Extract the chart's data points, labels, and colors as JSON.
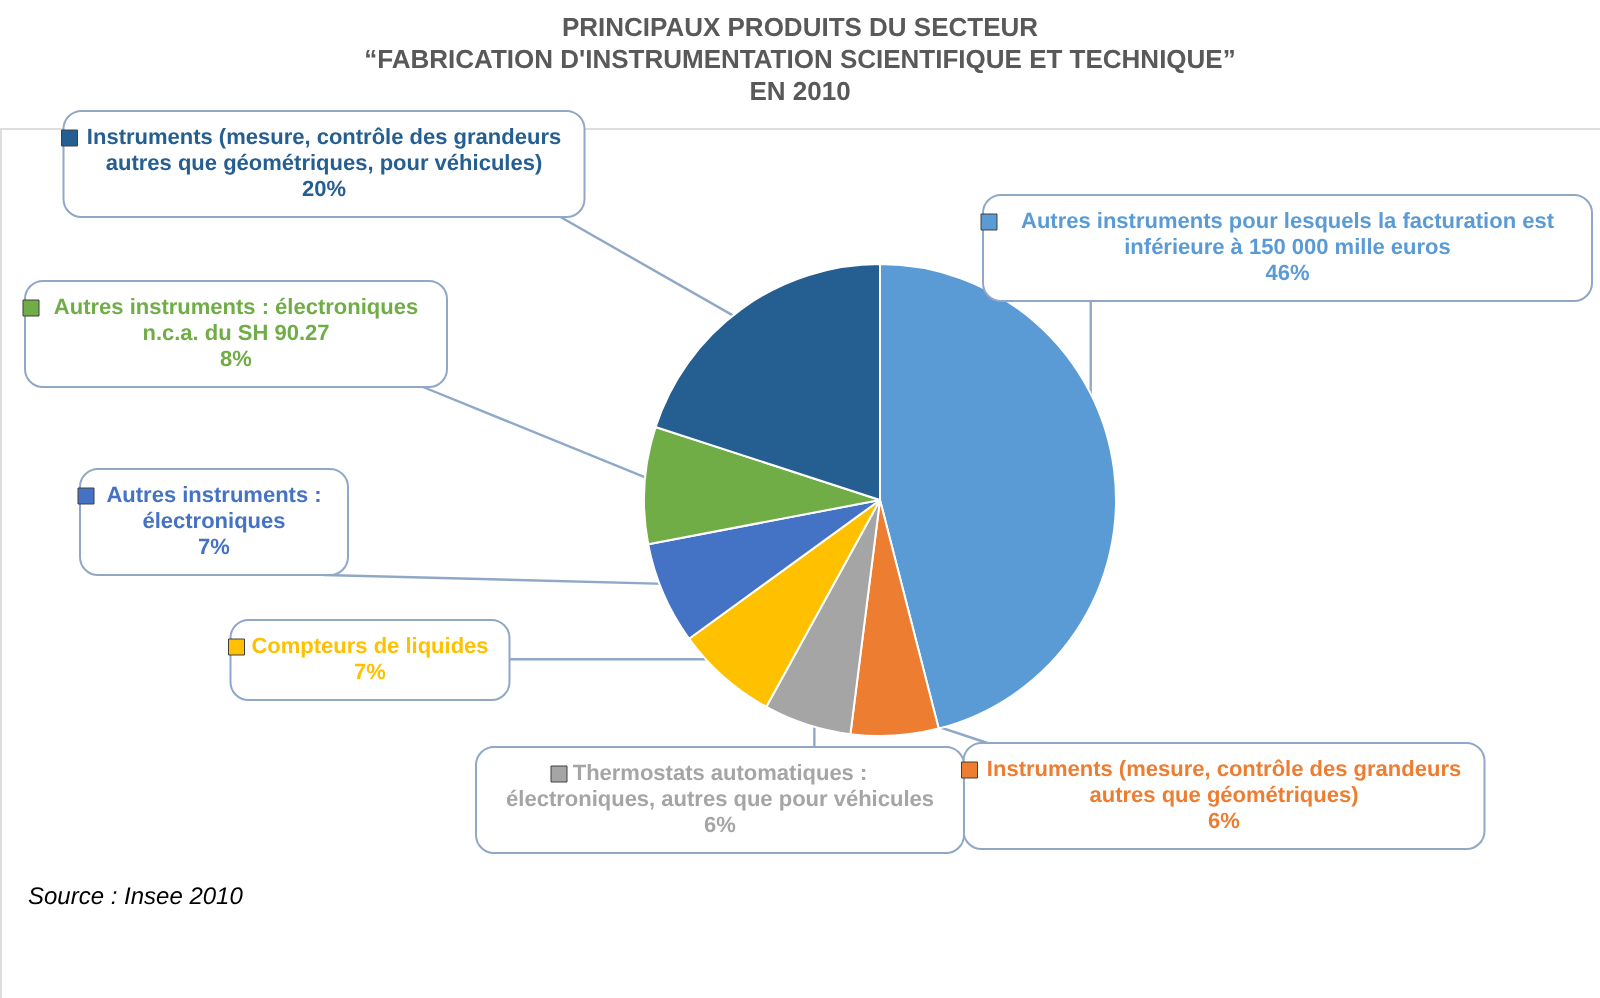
{
  "chart_data": {
    "type": "pie",
    "title": "PRINCIPAUX PRODUITS DU SECTEUR\n“FABRICATION D'INSTRUMENTATION SCIENTIFIQUE ET TECHNIQUE”\nEN 2010",
    "categories": [
      "Autres instruments pour lesquels la facturation est\ninférieure à 150 000 mille euros",
      "Instruments (mesure, contrôle des grandeurs\nautres que géométriques)",
      "Thermostats automatiques :\nélectroniques, autres que pour véhicules",
      "Compteurs de liquides",
      "Autres instruments :\nélectroniques",
      "Autres instruments : électroniques\nn.c.a. du SH 90.27",
      "Instruments (mesure, contrôle des grandeurs\nautres que géométriques, pour véhicules)"
    ],
    "values": [
      46,
      6,
      6,
      7,
      7,
      8,
      20
    ],
    "colors": [
      "#5b9bd5",
      "#ed7d31",
      "#a5a5a5",
      "#ffc000",
      "#4472c4",
      "#70ad47",
      "#255e91"
    ],
    "value_labels": [
      "46%",
      "6%",
      "6%",
      "7%",
      "7%",
      "8%",
      "20%"
    ],
    "legend": "left",
    "annotations": [
      "Source : Insee 2010"
    ]
  }
}
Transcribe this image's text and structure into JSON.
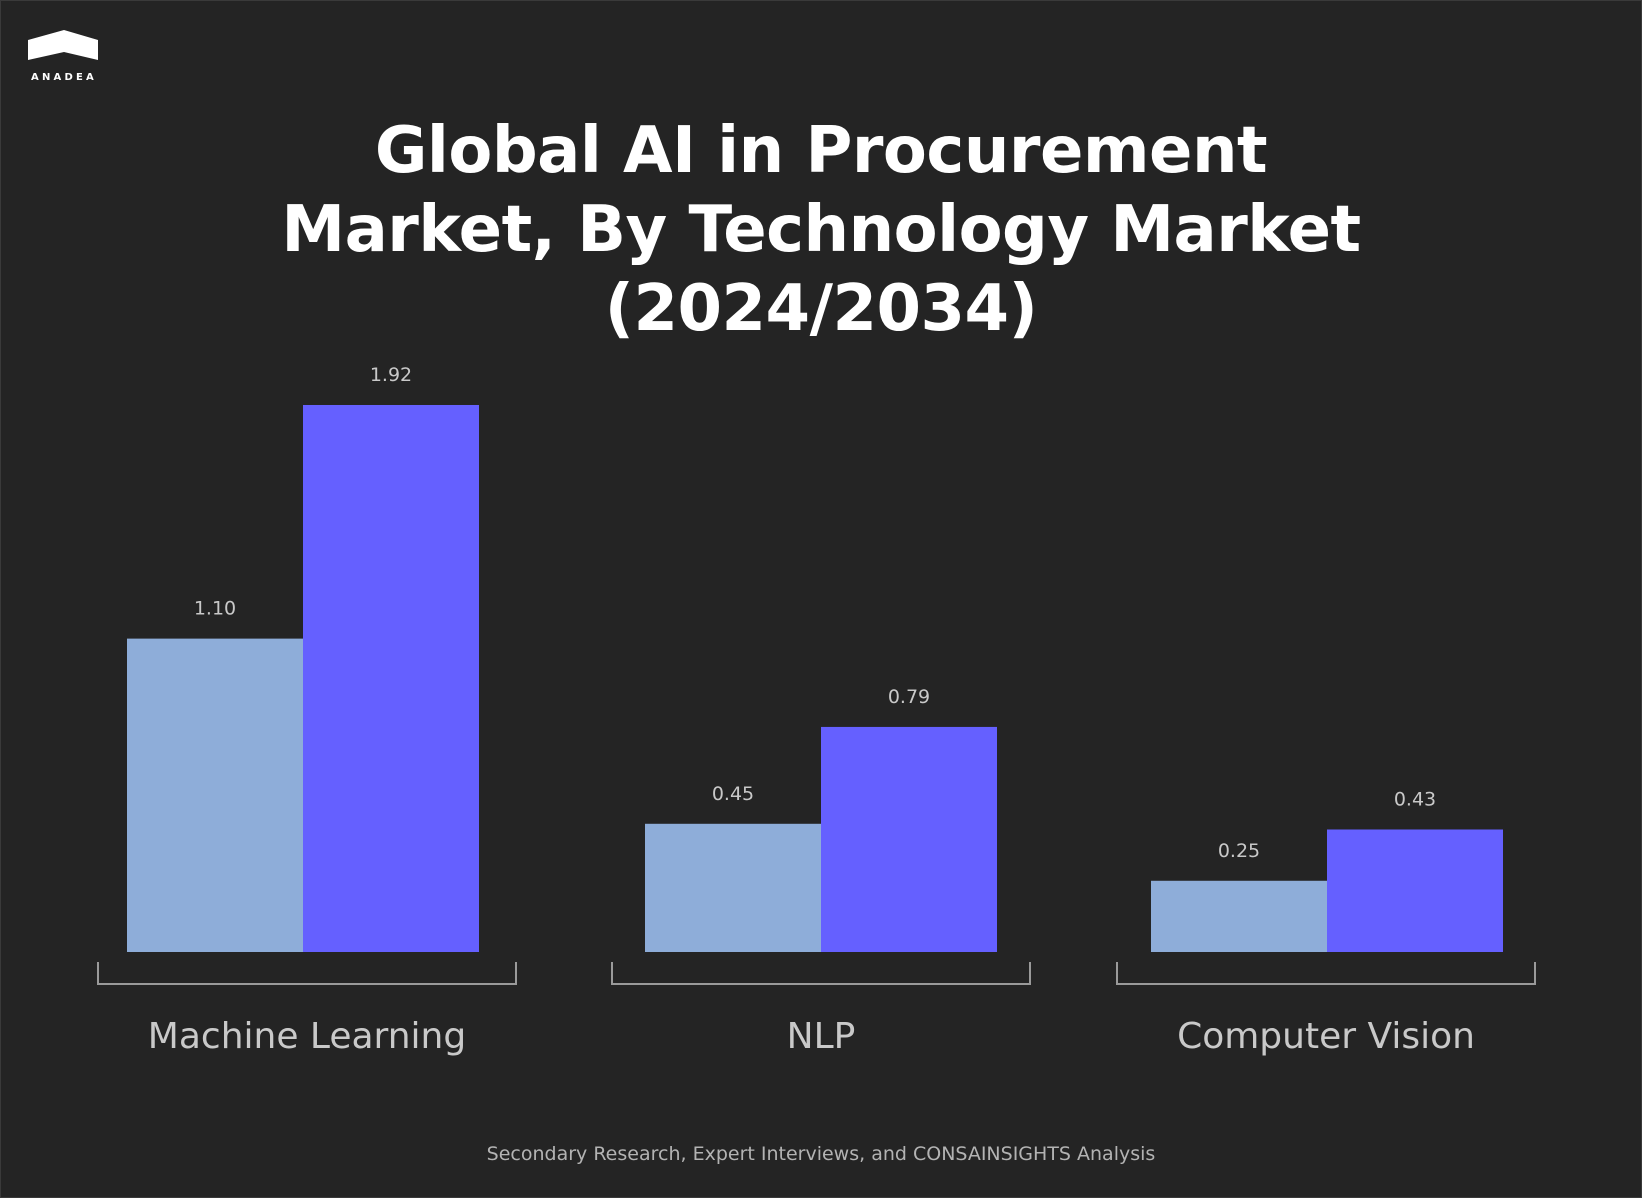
{
  "brand": {
    "logo_text": "ANADEA"
  },
  "title_lines": [
    "Global AI in Procurement",
    "Market, By Technology Market",
    "(2024/2034)"
  ],
  "source": "Secondary Research, Expert Interviews, and CONSAINSIGHTS Analysis",
  "colors": {
    "background": "#242424",
    "series_2024": "#8eadd9",
    "series_2034": "#6560ff",
    "text": "#ffffff",
    "muted_text": "#b3b3b3",
    "bracket": "#9a9a9a"
  },
  "chart_data": {
    "type": "bar",
    "title": "Global AI in Procurement Market, By Technology Market (2024/2034)",
    "xlabel": "",
    "ylabel": "",
    "ylim": [
      0,
      2.0
    ],
    "grid": false,
    "categories": [
      "Machine Learning",
      "NLP",
      "Computer Vision"
    ],
    "series": [
      {
        "values": [
          1.1,
          0.45,
          0.25
        ],
        "labels": [
          "1.10",
          "0.45",
          "0.25"
        ],
        "color": "#8eadd9"
      },
      {
        "values": [
          1.92,
          0.79,
          0.43
        ],
        "labels": [
          "1.92",
          "0.79",
          "0.43"
        ],
        "color": "#6560ff"
      }
    ]
  }
}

===============

Job:
Go through the entries above and copy every line containing "contrôle".

Response:
      "Instruments (mesure, contrôle des grandeurs\nautres que géométriques)",
      "Instruments (mesure, contrôle des grandeurs\nautres que géométriques, pour véhicules)"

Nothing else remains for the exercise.